_DIRECTIONS_
Reproduce the records that follow in full, excluding any picture they contain.

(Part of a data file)
+ + + +
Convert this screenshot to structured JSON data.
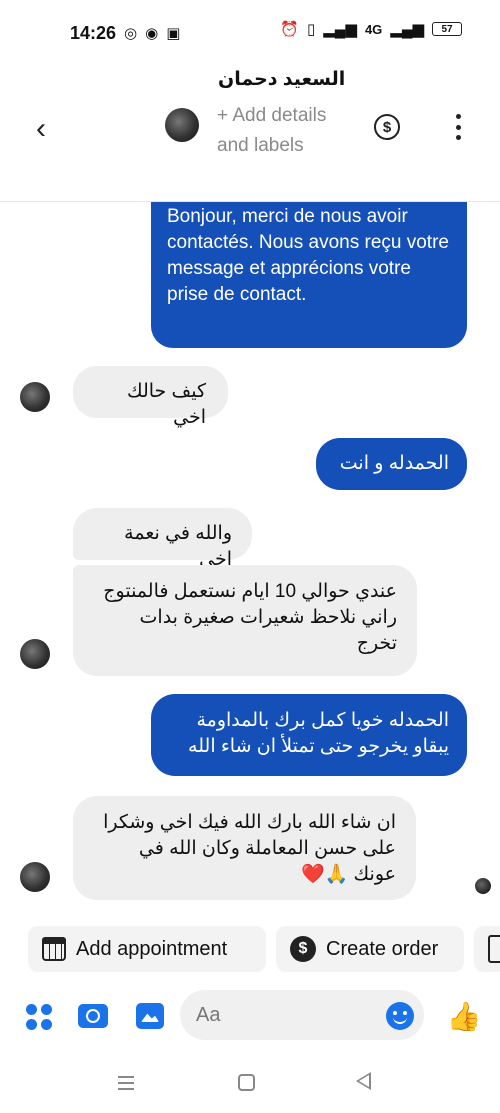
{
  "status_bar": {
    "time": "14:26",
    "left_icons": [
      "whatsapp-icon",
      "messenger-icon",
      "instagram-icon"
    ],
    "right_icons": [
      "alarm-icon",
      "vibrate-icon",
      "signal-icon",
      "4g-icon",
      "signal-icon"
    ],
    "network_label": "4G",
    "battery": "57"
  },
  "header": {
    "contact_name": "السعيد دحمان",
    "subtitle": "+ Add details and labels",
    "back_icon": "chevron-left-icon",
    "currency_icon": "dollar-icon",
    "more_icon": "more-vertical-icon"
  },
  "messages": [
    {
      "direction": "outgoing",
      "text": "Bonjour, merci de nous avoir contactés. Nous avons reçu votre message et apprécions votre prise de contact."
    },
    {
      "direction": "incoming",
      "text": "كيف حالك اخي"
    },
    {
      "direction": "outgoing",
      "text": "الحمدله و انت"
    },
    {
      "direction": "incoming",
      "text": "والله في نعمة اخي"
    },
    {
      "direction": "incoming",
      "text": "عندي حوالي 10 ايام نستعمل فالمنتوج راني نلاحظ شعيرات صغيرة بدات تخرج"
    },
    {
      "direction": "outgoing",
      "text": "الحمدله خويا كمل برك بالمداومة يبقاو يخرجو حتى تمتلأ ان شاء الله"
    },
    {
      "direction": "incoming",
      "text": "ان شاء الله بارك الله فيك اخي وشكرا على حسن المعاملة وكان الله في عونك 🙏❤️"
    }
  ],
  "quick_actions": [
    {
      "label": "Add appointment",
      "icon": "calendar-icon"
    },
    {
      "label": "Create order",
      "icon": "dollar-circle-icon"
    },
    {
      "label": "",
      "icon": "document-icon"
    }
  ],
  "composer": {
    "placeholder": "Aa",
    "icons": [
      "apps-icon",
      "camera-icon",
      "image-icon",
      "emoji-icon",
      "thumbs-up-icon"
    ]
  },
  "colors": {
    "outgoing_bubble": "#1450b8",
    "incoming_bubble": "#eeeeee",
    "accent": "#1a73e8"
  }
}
+ + + +
_ANSWER TO THE TASK_
Convert this screenshot to structured JSON data.
{
  "status_bar": {
    "time": "14:26",
    "left_icons": [
      "whatsapp-icon",
      "messenger-icon",
      "instagram-icon"
    ],
    "right_icons": [
      "alarm-icon",
      "vibrate-icon",
      "signal-icon",
      "4g-icon",
      "signal-icon"
    ],
    "network_label": "4G",
    "battery": "57"
  },
  "header": {
    "contact_name": "السعيد دحمان",
    "subtitle": "+ Add details and labels",
    "back_icon": "chevron-left-icon",
    "currency_icon": "dollar-icon",
    "more_icon": "more-vertical-icon"
  },
  "messages": [
    {
      "direction": "outgoing",
      "text": "Bonjour, merci de nous avoir contactés. Nous avons reçu votre message et apprécions votre prise de contact."
    },
    {
      "direction": "incoming",
      "text": "كيف حالك اخي"
    },
    {
      "direction": "outgoing",
      "text": "الحمدله و انت"
    },
    {
      "direction": "incoming",
      "text": "والله في نعمة اخي"
    },
    {
      "direction": "incoming",
      "text": "عندي حوالي 10 ايام نستعمل فالمنتوج راني نلاحظ شعيرات صغيرة بدات تخرج"
    },
    {
      "direction": "outgoing",
      "text": "الحمدله خويا كمل برك بالمداومة يبقاو يخرجو حتى تمتلأ ان شاء الله"
    },
    {
      "direction": "incoming",
      "text": "ان شاء الله بارك الله فيك اخي وشكرا على حسن المعاملة وكان الله في عونك 🙏❤️"
    }
  ],
  "quick_actions": [
    {
      "label": "Add appointment",
      "icon": "calendar-icon"
    },
    {
      "label": "Create order",
      "icon": "dollar-circle-icon"
    },
    {
      "label": "",
      "icon": "document-icon"
    }
  ],
  "composer": {
    "placeholder": "Aa",
    "icons": [
      "apps-icon",
      "camera-icon",
      "image-icon",
      "emoji-icon",
      "thumbs-up-icon"
    ]
  },
  "colors": {
    "outgoing_bubble": "#1450b8",
    "incoming_bubble": "#eeeeee",
    "accent": "#1a73e8"
  }
}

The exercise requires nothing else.